(Figure content listings)
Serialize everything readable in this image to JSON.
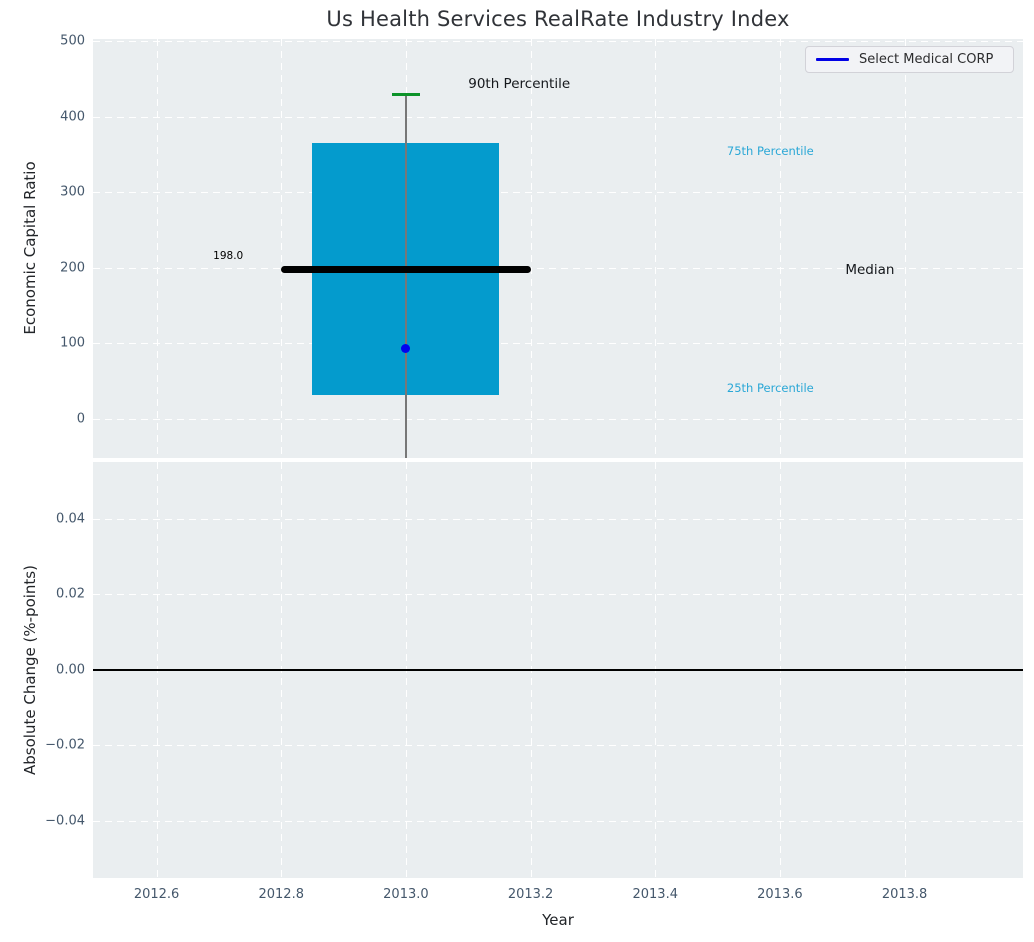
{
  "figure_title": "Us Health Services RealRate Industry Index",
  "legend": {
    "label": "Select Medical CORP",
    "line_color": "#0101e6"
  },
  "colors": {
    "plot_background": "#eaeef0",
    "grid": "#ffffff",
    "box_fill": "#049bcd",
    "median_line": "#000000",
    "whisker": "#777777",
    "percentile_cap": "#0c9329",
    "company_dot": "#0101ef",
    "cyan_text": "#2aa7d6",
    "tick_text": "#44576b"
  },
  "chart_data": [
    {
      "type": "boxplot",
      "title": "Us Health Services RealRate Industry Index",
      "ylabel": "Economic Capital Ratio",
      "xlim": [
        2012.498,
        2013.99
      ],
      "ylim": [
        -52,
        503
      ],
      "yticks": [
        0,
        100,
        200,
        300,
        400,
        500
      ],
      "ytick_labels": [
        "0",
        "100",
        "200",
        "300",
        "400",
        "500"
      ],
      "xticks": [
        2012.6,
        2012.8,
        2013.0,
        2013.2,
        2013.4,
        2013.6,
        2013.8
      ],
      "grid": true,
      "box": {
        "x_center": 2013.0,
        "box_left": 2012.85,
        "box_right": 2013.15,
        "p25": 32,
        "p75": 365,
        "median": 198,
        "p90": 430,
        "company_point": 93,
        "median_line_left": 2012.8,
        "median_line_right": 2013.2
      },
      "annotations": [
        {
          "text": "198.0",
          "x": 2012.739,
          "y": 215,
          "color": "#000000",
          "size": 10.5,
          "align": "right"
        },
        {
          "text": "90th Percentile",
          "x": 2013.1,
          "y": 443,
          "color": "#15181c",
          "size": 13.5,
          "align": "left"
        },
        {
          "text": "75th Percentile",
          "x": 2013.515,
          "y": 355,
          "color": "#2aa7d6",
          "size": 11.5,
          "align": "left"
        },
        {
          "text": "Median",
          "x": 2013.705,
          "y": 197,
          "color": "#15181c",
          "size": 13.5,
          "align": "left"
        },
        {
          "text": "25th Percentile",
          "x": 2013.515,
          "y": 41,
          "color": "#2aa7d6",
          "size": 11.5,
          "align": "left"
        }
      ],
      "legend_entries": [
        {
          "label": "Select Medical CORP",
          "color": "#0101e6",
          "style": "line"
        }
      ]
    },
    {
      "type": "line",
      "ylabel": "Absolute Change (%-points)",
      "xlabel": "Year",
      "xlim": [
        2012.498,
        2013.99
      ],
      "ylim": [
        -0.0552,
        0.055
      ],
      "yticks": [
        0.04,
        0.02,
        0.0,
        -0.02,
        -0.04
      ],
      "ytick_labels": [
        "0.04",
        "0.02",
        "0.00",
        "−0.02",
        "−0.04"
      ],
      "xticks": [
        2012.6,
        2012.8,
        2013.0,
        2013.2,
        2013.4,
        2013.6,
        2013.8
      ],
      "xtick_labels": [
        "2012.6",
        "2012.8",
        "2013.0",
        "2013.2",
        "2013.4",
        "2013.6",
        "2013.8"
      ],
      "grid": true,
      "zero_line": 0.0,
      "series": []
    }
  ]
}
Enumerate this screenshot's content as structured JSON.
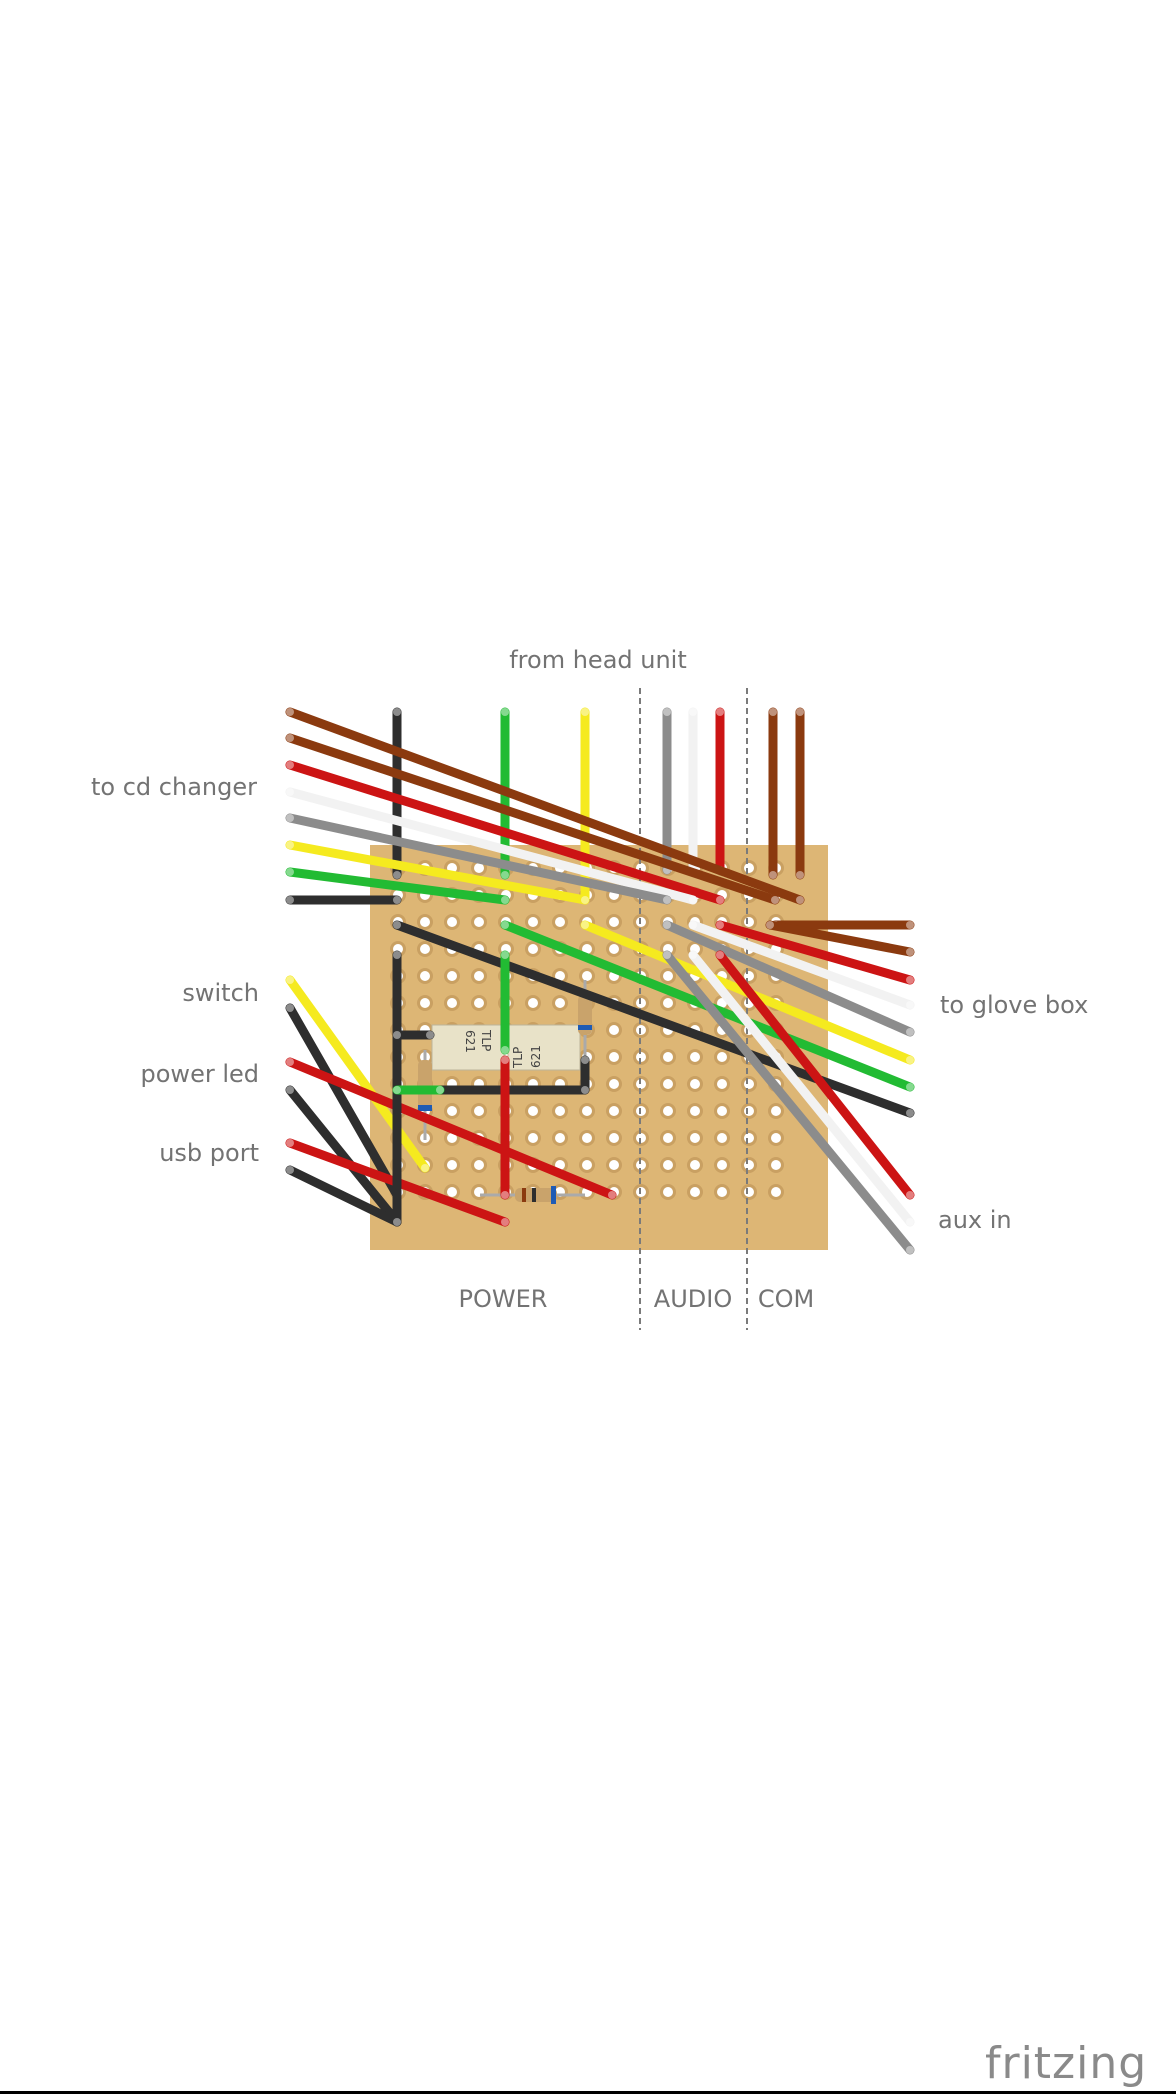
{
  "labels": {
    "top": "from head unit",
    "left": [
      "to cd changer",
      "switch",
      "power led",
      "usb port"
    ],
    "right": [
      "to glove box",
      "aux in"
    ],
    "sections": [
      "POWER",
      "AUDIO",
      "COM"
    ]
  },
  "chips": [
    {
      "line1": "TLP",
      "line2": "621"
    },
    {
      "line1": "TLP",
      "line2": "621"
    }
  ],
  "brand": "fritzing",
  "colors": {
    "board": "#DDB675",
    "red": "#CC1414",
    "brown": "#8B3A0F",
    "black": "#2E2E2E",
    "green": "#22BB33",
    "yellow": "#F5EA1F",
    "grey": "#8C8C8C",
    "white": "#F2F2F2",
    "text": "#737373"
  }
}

• _Request_
Find the line containing "Enumerate this screenshot's" in the listing above. Please restate word for word that line through the last one, leaving out the pictures.

• _Worked solution_
Enumerate this screenshot's content as structured JSON.
{
  "labels": {
    "top": "from head unit",
    "left": [
      "to cd changer",
      "switch",
      "power led",
      "usb port"
    ],
    "right": [
      "to glove box",
      "aux in"
    ],
    "sections": [
      "POWER",
      "AUDIO",
      "COM"
    ]
  },
  "chips": [
    {
      "line1": "TLP",
      "line2": "621"
    },
    {
      "line1": "TLP",
      "line2": "621"
    }
  ],
  "brand": "fritzing",
  "colors": {
    "board": "#DDB675",
    "red": "#CC1414",
    "brown": "#8B3A0F",
    "black": "#2E2E2E",
    "green": "#22BB33",
    "yellow": "#F5EA1F",
    "grey": "#8C8C8C",
    "white": "#F2F2F2",
    "text": "#737373"
  }
}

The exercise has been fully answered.